[Given task a]:
Copy the rows from the line with "Point [557, 490, 579, 504]" up to and including the line with "Point [103, 417, 125, 431]", keeping each line identical.

[Page excerpt]:
First New Business Meeting

first new business meeting

OK, the main goal of your first new business meeting is actually getting a second meeting, but that’s not what I’m thinking about as I write this post.

Some agencies, regardless of how they’re driving their new business program, feel like the first new business meeting with a prospect should be solid gold and close fairly quickly.

Those agencies tend to be erratic in new business strategy, hire and fire new business personnel fairly often, and are generally not pleased with their new business process.

In many cases, all the above factors can be traced directly to how agencies handle the first new business meeting.

A few reasons why those initial meetings are perceived as poor:

They Don’t Have The Right Mindset

Without a doubt, you need to have standards for any given meeting, but setting those standards impossibly high leads to these types of comments:

-There was nothing there

-They didn’t get us

-They weren’t the perfect client

-It was only a project

As to the first three, all are possible, but more often than not in a first new business meeting, you don’t know any of these things with certainty yet. And as to the fourth, project work continues to increase, make sure you don’t turn that opportunity down without some level of exploration.

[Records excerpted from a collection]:
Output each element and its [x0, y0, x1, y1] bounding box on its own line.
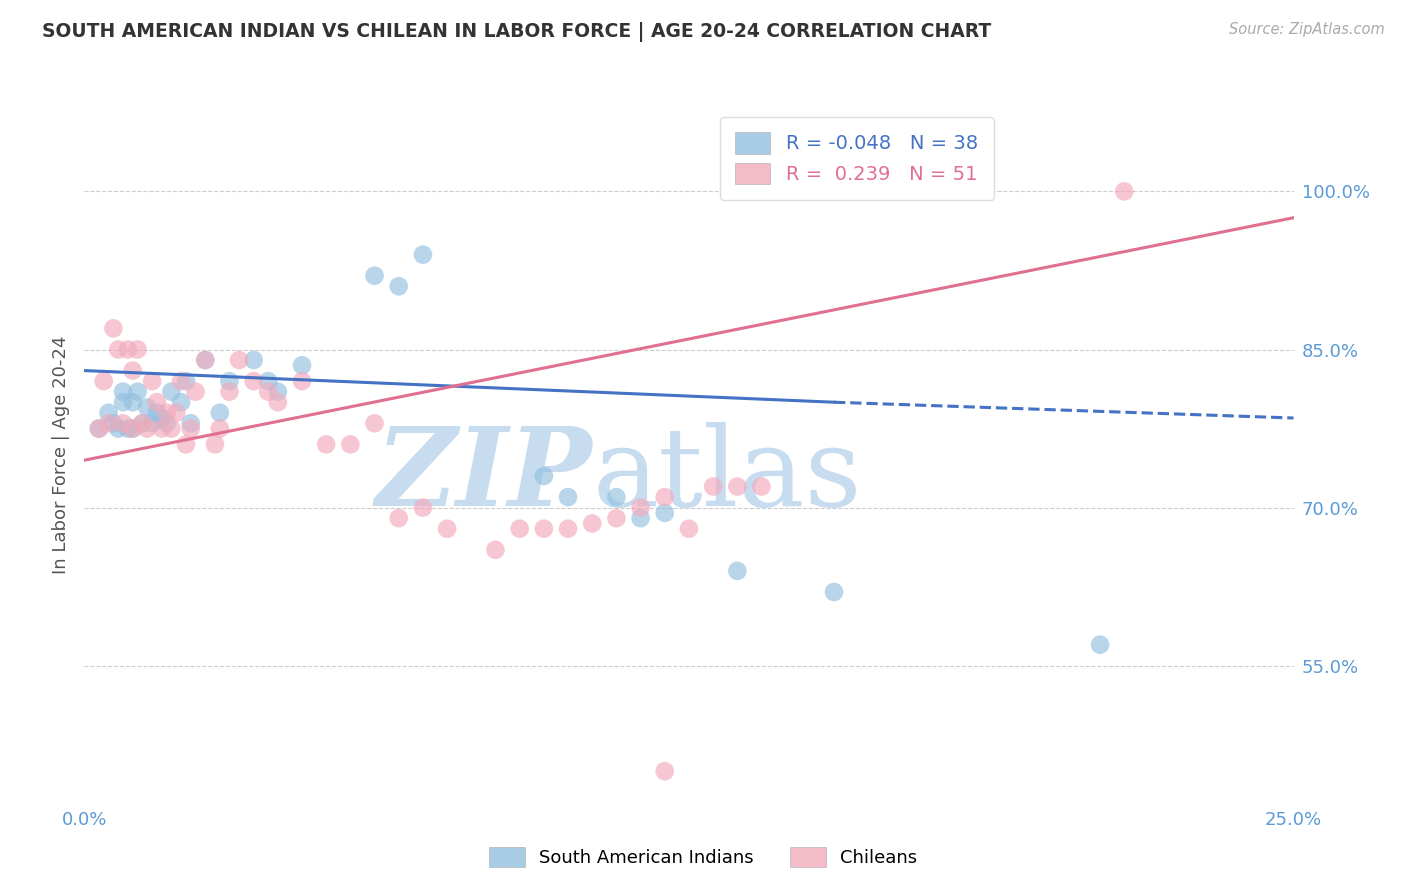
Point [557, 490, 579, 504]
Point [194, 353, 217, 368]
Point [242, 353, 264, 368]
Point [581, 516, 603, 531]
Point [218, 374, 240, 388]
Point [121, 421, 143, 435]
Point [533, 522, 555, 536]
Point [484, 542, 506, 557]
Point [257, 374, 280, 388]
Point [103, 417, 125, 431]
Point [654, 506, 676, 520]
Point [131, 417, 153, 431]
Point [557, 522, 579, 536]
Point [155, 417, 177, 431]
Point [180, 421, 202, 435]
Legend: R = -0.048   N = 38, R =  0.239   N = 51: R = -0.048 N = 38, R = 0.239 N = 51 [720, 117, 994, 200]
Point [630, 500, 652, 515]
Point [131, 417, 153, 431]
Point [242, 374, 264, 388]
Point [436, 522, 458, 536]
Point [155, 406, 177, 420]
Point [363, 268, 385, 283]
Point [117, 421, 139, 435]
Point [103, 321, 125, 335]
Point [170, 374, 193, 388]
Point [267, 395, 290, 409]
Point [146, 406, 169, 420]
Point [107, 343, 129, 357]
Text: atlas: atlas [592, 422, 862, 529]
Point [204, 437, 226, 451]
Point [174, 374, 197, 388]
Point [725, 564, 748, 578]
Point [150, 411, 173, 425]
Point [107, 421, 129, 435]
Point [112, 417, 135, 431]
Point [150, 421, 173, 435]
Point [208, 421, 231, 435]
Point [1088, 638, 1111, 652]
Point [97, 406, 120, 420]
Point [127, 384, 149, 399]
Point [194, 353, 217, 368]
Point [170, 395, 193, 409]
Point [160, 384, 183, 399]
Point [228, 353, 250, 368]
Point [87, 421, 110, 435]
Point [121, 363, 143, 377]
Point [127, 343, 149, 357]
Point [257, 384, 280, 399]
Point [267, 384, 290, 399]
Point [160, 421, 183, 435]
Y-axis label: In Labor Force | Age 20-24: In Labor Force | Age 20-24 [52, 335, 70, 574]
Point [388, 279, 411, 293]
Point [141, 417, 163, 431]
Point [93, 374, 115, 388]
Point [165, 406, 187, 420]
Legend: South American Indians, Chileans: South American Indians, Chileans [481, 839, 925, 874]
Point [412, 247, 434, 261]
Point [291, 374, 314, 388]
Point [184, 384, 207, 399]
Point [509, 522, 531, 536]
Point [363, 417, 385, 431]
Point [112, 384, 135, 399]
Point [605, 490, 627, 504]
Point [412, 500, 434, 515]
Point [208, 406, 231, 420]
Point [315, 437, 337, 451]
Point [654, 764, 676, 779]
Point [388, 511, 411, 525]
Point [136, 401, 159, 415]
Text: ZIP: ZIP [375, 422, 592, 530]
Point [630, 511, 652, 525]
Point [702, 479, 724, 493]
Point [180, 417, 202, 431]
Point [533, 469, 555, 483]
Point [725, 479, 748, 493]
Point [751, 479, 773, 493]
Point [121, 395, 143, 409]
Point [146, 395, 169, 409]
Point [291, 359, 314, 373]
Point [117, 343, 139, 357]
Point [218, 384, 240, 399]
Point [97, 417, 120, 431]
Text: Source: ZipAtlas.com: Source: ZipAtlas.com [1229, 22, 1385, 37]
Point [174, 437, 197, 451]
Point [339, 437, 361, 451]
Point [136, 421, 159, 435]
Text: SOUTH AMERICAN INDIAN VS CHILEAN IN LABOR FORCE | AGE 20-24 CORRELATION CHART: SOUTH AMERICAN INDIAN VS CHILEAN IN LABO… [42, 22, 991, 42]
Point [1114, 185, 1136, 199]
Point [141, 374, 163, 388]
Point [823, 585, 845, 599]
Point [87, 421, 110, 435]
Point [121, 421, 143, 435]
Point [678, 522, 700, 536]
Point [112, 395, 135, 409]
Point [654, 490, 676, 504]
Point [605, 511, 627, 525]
--
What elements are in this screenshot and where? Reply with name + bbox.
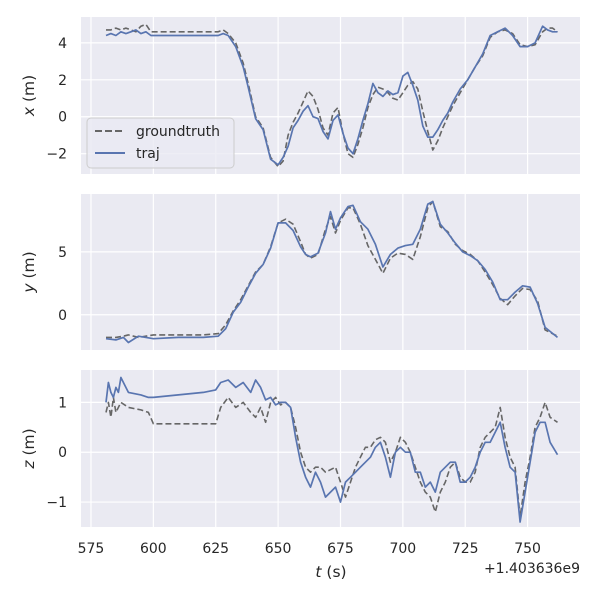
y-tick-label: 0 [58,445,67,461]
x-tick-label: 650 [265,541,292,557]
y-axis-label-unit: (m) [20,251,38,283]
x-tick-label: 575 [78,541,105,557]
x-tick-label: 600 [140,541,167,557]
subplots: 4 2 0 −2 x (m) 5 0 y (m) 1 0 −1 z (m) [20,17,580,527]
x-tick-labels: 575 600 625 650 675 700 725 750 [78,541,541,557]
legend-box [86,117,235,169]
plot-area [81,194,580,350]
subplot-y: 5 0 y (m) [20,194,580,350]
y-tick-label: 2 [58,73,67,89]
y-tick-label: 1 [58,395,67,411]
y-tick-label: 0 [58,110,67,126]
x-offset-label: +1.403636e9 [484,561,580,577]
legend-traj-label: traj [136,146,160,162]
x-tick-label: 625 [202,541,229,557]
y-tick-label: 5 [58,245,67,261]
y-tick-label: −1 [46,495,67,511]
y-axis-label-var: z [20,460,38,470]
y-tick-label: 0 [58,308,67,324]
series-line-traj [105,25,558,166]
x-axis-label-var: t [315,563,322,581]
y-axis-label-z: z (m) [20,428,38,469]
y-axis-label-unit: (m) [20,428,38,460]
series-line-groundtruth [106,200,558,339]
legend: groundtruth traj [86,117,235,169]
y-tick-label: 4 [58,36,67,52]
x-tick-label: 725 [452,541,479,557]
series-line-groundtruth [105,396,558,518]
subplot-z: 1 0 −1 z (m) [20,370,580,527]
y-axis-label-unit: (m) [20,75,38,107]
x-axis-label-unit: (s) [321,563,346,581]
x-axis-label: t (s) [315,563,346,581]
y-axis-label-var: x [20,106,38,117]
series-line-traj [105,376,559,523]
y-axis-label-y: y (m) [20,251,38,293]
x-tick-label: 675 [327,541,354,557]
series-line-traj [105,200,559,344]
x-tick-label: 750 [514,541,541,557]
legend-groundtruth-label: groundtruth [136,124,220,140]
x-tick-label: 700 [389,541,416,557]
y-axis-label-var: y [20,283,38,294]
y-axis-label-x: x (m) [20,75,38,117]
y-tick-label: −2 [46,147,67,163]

[Given task b]:
Carry on the piece about the first new business meeting from the point where it stops.

[Written answer a]:
Point [557, 490, 579, 504]
Point [194, 353, 217, 368]
Point [242, 353, 264, 368]
Point [581, 516, 603, 531]
Point [218, 374, 240, 388]
Point [121, 421, 143, 435]
Point [533, 522, 555, 536]
Point [484, 542, 506, 557]
Point [257, 374, 280, 388]
Point [103, 417, 125, 431]

[Written answer b]:
They Don’t Listen and do Most of the Talking

From past surveys, 73% of marketers say agencies talk too much about themselves in the first new business meeting.

The Questions They Ask Aren’t Informed

For example, asking anything that can easily be found via a Google, LinkedIn, or site search.

Make your questions count-it’s too easy today to find one or two nuggets of value through a simple online search.

They Create a Few Pieces of Content, Make a Few Calls and Then Decide it’s Not Working

Or have one meeting that didn’t go their way and think “I’m not cut out to do this.”

That may be true, in which case you shouldn’t be the one handling that activity, but because agency personnel don’t typically have the new business chromosome (and may not ever-that’s OK), they are far too hard on themselves.

#4 is key-you absolutely must manage your expectations in those first meetings.  Sure, there will be first meetings that truly aren’t the right fit, for a number of reasons, but don’t sabotage them with a flawed mindset before they even occur.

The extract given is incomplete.